[GIVEN PROBLEM] Go through the records and show each line where the word "deixar" occurs.

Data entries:
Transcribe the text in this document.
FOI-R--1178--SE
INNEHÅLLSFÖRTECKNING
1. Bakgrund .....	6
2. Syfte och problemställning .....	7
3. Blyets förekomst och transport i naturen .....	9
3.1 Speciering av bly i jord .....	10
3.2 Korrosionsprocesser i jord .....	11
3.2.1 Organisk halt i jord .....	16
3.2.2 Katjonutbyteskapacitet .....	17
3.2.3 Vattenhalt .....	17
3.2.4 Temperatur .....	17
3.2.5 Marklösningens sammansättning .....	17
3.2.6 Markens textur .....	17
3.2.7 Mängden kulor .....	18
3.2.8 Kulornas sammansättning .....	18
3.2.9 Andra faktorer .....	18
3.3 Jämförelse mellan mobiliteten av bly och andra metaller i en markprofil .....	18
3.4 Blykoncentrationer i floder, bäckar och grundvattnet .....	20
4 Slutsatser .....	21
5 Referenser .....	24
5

* * *

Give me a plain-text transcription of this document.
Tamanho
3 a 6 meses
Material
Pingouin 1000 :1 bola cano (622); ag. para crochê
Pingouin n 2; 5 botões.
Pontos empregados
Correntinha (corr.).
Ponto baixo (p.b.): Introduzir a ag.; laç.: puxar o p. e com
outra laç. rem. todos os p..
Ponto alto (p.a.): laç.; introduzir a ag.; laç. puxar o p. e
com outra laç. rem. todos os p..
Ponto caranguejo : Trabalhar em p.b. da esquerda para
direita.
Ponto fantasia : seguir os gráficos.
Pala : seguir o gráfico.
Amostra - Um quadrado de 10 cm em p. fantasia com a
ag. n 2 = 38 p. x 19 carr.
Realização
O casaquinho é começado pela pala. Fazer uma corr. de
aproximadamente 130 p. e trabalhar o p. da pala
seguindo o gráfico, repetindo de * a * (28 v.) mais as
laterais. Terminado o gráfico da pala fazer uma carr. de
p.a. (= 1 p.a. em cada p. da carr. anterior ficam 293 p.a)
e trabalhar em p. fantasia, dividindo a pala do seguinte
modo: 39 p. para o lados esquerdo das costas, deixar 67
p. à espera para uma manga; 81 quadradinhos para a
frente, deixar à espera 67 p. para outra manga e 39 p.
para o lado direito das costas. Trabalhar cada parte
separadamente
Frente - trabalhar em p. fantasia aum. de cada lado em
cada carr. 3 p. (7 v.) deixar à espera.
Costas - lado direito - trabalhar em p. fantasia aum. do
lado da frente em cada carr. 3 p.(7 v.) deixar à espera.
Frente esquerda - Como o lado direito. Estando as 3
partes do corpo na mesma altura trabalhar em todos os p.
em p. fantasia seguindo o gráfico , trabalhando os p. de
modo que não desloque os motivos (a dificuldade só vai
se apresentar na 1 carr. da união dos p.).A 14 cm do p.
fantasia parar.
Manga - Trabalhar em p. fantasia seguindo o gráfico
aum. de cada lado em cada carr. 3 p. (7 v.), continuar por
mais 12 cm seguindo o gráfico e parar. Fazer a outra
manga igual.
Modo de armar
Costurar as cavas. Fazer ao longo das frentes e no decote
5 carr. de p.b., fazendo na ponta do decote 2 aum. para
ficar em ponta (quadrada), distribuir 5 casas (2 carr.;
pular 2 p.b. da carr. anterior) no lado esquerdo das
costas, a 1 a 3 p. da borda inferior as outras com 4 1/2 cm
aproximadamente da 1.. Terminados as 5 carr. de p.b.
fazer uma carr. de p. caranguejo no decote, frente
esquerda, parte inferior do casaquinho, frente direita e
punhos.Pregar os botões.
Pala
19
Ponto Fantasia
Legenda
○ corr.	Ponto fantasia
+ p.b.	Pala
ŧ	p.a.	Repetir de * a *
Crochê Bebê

[THE ANSWER]
modo: 39 p. para o lados esquerdo das costas, deixar 67
frente, deixar à espera 67 p. para outra manga e 39 p.
cada carr. 3 p. (7 v.) deixar à espera.
lado da frente em cada carr. 3 p.(7 v.) deixar à espera.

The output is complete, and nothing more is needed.